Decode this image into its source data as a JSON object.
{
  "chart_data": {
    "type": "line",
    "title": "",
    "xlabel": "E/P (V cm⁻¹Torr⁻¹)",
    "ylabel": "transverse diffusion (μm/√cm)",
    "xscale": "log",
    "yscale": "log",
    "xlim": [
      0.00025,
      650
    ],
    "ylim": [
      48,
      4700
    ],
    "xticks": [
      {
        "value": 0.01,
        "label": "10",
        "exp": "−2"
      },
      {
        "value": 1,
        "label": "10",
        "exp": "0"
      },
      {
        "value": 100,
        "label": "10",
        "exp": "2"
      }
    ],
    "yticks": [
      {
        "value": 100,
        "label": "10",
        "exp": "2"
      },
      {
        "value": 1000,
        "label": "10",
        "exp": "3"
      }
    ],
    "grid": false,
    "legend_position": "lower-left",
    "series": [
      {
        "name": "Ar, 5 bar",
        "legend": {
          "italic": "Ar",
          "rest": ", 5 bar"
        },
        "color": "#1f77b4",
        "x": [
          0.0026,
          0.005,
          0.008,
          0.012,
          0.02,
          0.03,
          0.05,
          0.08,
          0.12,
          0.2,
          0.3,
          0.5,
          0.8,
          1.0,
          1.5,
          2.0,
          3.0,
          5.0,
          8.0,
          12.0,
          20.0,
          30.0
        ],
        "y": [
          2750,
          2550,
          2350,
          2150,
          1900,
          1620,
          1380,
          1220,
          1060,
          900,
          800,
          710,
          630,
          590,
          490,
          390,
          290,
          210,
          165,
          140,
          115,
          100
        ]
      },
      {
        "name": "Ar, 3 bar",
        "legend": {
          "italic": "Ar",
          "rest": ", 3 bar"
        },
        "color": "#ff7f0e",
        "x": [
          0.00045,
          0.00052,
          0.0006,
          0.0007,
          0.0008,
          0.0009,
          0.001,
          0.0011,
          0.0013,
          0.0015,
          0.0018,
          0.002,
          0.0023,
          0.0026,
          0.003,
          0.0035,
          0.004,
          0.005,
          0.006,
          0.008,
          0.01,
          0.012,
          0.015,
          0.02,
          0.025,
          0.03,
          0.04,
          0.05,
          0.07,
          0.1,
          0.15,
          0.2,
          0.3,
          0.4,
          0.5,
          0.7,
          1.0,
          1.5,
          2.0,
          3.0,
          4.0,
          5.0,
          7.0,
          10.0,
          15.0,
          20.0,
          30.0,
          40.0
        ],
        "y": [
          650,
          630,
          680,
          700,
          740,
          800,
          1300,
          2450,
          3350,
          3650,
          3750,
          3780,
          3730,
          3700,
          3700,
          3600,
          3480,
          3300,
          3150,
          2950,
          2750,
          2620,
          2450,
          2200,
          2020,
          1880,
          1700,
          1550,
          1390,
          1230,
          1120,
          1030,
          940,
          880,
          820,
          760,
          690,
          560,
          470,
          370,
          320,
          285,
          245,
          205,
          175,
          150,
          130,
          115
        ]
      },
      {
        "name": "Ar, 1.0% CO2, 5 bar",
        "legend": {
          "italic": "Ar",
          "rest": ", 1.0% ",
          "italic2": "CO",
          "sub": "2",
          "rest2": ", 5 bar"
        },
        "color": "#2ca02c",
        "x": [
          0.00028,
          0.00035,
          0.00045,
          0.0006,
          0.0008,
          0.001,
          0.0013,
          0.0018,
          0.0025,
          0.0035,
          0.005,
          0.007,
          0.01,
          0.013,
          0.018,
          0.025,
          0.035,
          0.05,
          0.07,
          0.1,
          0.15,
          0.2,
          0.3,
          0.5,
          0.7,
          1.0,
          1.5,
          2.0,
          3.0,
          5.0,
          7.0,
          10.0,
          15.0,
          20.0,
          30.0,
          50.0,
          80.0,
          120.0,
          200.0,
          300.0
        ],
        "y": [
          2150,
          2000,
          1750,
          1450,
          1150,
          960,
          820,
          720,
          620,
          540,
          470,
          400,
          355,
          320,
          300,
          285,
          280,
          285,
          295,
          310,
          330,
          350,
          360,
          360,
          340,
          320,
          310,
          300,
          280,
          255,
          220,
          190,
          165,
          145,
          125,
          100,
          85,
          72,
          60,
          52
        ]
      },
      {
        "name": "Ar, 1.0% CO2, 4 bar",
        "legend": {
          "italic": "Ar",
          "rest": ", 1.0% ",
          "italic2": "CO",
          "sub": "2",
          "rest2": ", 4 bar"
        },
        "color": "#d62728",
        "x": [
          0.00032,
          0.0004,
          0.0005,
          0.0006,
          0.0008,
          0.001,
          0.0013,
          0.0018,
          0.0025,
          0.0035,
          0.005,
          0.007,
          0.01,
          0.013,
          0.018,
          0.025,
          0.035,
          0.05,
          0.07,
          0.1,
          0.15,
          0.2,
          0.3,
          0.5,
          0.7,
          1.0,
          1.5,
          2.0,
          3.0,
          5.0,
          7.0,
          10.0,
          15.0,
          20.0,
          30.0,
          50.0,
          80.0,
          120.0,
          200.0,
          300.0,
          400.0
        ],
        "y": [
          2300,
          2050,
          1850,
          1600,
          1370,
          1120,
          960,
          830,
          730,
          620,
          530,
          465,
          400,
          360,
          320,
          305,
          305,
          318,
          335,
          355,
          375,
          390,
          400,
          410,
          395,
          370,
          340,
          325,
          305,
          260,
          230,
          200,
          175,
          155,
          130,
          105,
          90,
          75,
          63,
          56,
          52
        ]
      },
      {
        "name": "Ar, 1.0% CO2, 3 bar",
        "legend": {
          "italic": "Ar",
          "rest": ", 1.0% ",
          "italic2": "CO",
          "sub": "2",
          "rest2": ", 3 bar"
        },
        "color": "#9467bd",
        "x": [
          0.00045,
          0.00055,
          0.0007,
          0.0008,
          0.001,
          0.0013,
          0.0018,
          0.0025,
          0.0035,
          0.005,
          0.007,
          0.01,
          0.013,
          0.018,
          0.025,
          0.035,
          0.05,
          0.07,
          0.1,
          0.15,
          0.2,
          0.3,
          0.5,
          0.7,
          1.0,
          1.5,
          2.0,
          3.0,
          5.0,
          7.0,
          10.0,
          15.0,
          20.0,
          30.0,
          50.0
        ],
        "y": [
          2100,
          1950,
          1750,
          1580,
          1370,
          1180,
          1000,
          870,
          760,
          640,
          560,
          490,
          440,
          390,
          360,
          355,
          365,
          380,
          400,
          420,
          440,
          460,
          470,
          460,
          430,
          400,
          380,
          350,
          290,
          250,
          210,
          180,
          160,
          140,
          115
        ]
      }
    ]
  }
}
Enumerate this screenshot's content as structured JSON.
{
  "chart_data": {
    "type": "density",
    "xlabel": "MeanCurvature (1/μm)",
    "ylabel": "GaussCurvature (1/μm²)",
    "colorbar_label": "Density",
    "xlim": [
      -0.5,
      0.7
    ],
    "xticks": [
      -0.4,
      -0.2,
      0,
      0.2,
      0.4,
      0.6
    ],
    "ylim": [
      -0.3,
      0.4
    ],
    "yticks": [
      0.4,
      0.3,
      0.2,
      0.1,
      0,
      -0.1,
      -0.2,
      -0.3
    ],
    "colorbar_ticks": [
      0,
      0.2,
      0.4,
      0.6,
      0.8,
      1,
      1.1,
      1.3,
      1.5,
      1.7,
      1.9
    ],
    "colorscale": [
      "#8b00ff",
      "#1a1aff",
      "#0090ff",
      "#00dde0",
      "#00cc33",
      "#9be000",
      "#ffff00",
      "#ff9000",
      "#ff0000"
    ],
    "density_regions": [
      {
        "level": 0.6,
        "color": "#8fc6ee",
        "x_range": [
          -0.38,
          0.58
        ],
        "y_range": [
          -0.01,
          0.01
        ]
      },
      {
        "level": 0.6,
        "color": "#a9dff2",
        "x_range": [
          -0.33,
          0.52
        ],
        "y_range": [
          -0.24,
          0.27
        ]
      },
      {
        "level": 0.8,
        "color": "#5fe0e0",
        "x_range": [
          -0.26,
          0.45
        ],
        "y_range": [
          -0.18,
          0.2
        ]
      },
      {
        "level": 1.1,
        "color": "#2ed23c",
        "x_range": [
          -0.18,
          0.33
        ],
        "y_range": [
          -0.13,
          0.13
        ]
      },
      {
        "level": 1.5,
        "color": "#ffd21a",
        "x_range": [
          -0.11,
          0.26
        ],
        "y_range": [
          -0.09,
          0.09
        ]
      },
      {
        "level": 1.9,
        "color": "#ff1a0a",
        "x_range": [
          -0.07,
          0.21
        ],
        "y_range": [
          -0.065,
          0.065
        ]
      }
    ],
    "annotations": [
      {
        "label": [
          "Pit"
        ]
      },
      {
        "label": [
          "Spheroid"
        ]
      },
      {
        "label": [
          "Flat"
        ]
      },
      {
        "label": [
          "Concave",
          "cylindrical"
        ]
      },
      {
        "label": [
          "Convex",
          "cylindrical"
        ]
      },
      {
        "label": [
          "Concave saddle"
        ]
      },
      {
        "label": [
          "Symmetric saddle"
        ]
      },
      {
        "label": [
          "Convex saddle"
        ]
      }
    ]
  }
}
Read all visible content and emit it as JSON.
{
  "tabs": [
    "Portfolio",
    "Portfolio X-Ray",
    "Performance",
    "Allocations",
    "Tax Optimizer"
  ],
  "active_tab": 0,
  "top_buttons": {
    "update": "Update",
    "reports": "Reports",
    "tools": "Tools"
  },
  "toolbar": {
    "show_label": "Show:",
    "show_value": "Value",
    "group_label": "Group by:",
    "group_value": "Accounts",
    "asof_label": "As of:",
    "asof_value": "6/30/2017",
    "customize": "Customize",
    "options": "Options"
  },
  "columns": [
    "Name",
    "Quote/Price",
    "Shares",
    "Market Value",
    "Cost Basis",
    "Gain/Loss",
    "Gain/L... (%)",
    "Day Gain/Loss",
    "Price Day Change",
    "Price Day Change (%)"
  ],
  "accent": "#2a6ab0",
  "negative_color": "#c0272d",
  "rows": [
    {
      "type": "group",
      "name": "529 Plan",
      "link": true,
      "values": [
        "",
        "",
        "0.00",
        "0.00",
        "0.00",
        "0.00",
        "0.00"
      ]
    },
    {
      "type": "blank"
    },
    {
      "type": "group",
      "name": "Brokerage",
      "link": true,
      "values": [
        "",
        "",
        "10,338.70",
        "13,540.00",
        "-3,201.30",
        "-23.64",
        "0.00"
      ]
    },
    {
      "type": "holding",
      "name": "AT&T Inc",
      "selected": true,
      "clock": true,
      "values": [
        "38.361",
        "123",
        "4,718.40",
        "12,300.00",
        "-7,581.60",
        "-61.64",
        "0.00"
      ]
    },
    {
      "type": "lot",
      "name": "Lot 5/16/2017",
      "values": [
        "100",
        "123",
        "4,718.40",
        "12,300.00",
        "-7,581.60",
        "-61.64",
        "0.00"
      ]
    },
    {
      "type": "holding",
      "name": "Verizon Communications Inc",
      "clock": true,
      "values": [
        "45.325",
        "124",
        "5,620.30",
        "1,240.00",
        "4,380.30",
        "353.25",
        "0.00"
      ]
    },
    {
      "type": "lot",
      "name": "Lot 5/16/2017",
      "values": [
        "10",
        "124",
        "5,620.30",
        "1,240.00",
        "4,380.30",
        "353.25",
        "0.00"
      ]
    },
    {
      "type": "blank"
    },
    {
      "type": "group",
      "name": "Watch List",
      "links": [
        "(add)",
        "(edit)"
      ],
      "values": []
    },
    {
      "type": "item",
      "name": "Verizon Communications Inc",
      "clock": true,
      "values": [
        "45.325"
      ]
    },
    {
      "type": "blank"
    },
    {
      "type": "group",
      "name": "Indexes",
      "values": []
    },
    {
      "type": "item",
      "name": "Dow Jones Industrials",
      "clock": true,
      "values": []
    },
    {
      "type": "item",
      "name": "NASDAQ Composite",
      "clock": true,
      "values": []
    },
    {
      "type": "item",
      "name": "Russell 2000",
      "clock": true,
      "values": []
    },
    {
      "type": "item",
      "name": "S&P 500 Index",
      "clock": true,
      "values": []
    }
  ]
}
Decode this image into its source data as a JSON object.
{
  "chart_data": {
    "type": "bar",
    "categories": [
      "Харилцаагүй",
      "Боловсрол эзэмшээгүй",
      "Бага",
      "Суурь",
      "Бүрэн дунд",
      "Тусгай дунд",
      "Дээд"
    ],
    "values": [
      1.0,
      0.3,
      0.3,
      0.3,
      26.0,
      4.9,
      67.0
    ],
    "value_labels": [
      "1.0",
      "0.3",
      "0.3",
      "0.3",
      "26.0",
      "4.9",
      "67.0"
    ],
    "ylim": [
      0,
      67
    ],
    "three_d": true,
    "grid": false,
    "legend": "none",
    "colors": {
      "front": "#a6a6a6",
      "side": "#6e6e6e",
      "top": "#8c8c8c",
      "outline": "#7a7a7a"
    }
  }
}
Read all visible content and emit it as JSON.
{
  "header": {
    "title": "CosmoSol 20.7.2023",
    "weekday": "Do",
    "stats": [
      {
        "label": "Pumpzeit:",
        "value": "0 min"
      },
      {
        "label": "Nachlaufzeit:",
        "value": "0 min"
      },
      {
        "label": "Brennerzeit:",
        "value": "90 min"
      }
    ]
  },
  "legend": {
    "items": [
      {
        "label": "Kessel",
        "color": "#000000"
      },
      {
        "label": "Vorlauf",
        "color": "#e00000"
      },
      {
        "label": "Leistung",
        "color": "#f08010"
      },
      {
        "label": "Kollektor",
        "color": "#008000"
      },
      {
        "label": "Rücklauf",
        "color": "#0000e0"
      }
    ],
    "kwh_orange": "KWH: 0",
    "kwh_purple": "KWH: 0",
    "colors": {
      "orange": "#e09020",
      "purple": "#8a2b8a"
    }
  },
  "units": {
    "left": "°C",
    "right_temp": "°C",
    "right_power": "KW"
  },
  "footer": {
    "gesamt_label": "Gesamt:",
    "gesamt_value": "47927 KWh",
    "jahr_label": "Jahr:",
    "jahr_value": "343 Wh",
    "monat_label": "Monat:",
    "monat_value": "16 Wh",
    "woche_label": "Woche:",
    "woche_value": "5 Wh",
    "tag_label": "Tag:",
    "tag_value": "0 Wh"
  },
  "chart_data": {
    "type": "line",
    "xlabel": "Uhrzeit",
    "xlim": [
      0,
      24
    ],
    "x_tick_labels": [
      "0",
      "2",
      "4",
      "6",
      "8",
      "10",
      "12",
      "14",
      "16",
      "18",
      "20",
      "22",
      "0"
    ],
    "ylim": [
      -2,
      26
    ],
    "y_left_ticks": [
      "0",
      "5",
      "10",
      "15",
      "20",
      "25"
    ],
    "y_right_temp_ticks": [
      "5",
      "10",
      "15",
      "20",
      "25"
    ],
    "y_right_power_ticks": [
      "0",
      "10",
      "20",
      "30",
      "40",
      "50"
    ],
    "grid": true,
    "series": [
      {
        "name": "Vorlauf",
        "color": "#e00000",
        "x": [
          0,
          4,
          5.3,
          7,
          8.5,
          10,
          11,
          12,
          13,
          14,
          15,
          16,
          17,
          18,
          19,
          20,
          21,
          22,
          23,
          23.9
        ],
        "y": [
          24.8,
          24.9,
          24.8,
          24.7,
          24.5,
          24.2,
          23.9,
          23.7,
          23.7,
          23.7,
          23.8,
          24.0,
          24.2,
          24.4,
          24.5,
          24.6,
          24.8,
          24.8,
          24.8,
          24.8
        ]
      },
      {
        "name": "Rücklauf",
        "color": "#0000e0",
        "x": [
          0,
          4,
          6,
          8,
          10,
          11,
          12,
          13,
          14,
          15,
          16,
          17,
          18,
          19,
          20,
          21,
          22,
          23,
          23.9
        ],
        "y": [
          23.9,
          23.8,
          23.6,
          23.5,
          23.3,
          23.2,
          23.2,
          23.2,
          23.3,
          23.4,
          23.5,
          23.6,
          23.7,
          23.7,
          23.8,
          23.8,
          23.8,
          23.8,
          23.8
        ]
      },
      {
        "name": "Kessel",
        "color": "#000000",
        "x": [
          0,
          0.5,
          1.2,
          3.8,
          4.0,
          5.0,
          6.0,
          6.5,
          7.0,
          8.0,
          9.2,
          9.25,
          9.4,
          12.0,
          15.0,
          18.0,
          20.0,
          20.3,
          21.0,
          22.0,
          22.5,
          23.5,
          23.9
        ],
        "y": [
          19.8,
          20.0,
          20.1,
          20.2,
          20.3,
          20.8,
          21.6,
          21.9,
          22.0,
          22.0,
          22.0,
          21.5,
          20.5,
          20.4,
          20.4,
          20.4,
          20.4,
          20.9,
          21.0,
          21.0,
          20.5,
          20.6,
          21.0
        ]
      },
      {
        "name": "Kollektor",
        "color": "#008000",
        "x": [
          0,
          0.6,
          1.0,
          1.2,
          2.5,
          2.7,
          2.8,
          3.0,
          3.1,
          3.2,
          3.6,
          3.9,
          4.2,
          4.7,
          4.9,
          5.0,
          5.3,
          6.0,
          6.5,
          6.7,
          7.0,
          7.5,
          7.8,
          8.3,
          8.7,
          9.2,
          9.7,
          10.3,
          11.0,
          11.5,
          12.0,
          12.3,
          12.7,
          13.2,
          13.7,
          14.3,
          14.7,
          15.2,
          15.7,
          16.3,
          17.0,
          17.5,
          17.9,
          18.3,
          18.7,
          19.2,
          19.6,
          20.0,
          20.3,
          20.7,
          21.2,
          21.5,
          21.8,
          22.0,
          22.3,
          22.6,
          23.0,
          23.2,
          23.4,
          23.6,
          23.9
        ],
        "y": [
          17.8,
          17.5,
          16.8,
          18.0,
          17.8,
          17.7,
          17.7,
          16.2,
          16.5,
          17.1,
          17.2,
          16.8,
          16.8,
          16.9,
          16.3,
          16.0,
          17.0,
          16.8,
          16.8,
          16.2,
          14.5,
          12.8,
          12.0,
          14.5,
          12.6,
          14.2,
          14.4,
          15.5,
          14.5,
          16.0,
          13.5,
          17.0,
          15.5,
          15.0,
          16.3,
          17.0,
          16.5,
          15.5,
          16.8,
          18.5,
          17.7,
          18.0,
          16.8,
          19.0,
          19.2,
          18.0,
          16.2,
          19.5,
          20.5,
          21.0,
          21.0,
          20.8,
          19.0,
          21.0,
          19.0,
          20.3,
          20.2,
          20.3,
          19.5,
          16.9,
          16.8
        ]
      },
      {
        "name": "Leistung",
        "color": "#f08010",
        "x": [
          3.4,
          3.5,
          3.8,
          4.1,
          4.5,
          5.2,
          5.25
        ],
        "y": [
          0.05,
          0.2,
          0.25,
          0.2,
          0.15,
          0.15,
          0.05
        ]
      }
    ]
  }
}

Job. Whichever lines contain the string "ylabel", select and copy them.

Expected answer.
    "ylabel": "transverse diffusion (μm/√cm)",
    "ylabel": "GaussCurvature (1/μm²)",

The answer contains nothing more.